Goal
Note each line that includes the word "JSON". Copy those lines.

Given entries
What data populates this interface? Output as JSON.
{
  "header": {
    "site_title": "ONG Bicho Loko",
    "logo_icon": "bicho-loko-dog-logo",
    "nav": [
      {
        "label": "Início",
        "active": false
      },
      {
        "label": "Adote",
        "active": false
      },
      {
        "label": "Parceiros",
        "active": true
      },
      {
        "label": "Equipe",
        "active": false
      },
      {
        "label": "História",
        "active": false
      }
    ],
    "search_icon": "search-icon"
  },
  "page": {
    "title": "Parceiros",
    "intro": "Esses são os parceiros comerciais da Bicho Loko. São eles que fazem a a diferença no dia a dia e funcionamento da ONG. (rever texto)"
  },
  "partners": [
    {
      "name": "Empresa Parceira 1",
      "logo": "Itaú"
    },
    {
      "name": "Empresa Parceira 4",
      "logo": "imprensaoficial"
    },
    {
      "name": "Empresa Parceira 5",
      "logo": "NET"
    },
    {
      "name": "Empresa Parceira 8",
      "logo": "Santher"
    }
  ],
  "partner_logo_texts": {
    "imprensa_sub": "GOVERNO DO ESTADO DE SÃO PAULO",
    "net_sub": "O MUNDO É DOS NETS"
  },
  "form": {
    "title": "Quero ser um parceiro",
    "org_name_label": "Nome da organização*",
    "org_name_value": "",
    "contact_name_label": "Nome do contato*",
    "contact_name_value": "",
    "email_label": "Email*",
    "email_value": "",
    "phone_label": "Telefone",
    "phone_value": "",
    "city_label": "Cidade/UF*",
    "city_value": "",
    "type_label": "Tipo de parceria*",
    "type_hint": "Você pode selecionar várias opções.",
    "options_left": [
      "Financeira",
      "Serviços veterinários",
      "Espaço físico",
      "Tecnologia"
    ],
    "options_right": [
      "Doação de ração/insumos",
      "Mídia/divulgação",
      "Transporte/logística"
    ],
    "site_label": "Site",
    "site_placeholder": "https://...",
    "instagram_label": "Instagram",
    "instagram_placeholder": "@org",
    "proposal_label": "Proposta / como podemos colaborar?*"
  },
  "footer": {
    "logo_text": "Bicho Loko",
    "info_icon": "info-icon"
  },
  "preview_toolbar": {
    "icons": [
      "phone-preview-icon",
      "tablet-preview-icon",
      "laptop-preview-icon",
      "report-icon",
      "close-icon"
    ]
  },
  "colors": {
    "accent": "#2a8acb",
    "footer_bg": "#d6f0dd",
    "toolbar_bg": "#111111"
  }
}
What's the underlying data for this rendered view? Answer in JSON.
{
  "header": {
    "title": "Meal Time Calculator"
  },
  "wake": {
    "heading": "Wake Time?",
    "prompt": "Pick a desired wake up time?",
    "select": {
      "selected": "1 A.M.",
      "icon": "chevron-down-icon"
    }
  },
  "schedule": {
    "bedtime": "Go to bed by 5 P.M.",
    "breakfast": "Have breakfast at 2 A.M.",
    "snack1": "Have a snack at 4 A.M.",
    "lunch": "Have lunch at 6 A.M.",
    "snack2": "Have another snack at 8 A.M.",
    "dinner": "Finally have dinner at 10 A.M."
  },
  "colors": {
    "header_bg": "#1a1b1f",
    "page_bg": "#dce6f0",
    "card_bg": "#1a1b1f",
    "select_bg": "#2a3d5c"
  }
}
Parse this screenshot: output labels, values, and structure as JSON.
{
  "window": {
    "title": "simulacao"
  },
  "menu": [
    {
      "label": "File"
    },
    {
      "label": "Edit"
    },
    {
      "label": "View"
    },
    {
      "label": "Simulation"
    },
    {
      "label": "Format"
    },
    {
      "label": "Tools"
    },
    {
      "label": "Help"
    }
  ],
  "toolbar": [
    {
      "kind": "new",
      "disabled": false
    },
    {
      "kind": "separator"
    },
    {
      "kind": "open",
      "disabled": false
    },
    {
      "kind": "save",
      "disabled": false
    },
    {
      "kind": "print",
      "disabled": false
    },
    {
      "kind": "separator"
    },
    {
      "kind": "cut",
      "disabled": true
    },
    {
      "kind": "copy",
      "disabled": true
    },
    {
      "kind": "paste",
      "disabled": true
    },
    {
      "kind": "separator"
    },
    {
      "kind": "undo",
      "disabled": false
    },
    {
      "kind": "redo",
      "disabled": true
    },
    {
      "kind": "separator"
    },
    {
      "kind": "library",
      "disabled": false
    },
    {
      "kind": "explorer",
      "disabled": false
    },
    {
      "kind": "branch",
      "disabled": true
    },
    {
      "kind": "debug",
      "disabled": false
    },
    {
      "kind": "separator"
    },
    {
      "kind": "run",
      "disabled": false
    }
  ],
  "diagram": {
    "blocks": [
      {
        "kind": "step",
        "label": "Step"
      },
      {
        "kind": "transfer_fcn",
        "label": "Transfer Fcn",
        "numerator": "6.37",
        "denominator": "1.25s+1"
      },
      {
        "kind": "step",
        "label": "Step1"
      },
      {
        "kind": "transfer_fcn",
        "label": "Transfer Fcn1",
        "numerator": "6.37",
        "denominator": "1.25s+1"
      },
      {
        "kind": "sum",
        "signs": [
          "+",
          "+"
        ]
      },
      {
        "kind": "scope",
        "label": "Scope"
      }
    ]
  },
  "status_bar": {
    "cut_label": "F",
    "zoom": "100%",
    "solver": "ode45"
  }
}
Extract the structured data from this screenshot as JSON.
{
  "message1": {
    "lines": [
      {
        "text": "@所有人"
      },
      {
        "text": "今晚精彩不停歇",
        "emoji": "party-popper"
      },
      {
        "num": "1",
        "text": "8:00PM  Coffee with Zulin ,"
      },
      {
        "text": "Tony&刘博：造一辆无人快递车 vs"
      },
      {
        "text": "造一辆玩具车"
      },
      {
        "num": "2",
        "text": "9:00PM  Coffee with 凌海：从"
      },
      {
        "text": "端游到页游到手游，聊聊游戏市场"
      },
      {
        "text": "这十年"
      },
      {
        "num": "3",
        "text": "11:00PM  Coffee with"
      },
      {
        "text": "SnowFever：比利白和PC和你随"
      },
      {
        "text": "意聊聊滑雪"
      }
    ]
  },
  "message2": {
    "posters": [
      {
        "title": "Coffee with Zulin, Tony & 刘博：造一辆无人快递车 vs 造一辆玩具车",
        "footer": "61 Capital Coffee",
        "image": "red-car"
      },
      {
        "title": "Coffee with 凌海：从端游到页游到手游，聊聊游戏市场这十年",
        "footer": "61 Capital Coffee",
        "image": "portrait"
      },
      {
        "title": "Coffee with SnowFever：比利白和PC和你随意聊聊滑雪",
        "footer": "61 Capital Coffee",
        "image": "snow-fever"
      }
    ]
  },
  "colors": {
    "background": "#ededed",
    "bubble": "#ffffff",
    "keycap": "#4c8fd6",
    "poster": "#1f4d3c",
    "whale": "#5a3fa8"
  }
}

Solution for this exercise
What data populates this interface? Output as JSON.
What's the underlying data for this rendered view? Answer in JSON.
Parse this screenshot: output labels, values, and structure as JSON.
Extract the structured data from this screenshot as JSON.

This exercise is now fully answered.